(Records of where elements show up)
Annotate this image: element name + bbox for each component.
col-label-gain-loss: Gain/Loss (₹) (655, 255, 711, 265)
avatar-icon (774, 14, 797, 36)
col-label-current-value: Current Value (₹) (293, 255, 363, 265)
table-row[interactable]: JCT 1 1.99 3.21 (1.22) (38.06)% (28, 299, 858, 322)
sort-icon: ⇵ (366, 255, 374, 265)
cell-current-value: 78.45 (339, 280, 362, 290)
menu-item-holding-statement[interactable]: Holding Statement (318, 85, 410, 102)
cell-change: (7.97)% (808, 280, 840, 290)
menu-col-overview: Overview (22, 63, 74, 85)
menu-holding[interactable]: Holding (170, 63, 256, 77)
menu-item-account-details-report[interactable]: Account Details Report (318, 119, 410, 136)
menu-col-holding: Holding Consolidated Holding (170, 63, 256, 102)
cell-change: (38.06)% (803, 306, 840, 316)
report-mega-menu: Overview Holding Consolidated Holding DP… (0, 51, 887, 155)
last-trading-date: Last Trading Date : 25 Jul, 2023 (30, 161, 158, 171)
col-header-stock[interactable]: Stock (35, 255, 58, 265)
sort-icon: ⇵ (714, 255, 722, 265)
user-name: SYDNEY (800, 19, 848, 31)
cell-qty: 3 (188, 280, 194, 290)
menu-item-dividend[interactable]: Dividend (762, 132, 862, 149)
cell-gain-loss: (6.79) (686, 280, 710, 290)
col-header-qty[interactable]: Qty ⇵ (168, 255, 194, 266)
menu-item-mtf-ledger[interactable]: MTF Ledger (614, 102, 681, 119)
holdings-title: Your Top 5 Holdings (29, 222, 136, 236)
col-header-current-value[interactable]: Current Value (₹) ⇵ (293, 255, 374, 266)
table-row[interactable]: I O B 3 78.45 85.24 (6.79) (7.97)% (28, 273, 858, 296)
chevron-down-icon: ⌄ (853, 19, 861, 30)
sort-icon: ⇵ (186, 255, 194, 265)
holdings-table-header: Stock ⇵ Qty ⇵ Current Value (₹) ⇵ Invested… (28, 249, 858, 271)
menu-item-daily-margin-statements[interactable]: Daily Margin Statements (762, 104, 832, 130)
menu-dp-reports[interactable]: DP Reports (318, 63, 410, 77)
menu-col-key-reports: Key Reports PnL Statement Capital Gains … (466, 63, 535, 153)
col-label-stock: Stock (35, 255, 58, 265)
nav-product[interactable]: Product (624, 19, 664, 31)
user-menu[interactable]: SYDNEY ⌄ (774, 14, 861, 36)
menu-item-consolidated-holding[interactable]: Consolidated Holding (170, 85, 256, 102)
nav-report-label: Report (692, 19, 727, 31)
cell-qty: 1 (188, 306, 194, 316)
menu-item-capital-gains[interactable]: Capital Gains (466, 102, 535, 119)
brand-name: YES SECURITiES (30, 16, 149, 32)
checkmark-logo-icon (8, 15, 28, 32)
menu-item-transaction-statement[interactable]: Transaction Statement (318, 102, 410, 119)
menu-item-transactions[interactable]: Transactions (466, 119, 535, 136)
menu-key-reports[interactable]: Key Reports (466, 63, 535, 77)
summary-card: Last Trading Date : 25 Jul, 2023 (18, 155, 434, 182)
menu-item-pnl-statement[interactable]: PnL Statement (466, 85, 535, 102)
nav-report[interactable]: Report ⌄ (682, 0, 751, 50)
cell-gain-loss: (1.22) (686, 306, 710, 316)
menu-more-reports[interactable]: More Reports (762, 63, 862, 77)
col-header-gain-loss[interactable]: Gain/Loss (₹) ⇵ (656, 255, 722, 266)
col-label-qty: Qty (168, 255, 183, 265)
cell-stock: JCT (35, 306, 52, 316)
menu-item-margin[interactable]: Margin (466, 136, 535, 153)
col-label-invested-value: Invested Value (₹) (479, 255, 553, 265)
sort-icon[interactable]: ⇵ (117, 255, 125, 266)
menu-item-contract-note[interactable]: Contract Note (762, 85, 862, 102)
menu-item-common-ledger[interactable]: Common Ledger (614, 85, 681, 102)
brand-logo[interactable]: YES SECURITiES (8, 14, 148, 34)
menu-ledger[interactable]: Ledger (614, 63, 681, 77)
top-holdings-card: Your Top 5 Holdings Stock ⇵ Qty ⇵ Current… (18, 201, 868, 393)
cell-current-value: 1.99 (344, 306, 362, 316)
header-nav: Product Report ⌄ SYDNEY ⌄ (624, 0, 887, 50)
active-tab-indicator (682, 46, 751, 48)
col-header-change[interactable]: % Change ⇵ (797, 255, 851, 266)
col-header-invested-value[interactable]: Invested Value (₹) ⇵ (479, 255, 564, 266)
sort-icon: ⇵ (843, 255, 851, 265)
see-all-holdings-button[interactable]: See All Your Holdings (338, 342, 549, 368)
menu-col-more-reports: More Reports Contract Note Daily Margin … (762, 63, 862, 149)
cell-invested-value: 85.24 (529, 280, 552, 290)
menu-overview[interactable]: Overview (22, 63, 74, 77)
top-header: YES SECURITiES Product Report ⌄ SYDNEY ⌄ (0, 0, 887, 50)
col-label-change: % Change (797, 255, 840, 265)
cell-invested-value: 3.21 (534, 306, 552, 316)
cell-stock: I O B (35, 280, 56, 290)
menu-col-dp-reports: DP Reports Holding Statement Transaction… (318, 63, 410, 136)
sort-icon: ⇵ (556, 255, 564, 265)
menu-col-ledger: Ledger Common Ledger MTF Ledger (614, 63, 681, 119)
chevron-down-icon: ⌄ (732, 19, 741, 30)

» **To do**
Return the data word for word, from its first line through the line holding "sort-icon: ⇵ (714, 255, 722, 265)", both included.

» **The response**
Annotate this image: element name + bbox for each component.
col-label-gain-loss: Gain/Loss (₹) (655, 255, 711, 265)
avatar-icon (774, 14, 797, 36)
col-label-current-value: Current Value (₹) (293, 255, 363, 265)
table-row[interactable]: JCT 1 1.99 3.21 (1.22) (38.06)% (28, 299, 858, 322)
sort-icon: ⇵ (366, 255, 374, 265)
cell-current-value: 78.45 (339, 280, 362, 290)
menu-item-holding-statement[interactable]: Holding Statement (318, 85, 410, 102)
cell-change: (7.97)% (808, 280, 840, 290)
menu-col-overview: Overview (22, 63, 74, 85)
menu-holding[interactable]: Holding (170, 63, 256, 77)
menu-item-account-details-report[interactable]: Account Details Report (318, 119, 410, 136)
menu-col-holding: Holding Consolidated Holding (170, 63, 256, 102)
cell-change: (38.06)% (803, 306, 840, 316)
report-mega-menu: Overview Holding Consolidated Holding DP… (0, 51, 887, 155)
last-trading-date: Last Trading Date : 25 Jul, 2023 (30, 161, 158, 171)
col-header-stock[interactable]: Stock (35, 255, 58, 265)
sort-icon: ⇵ (714, 255, 722, 265)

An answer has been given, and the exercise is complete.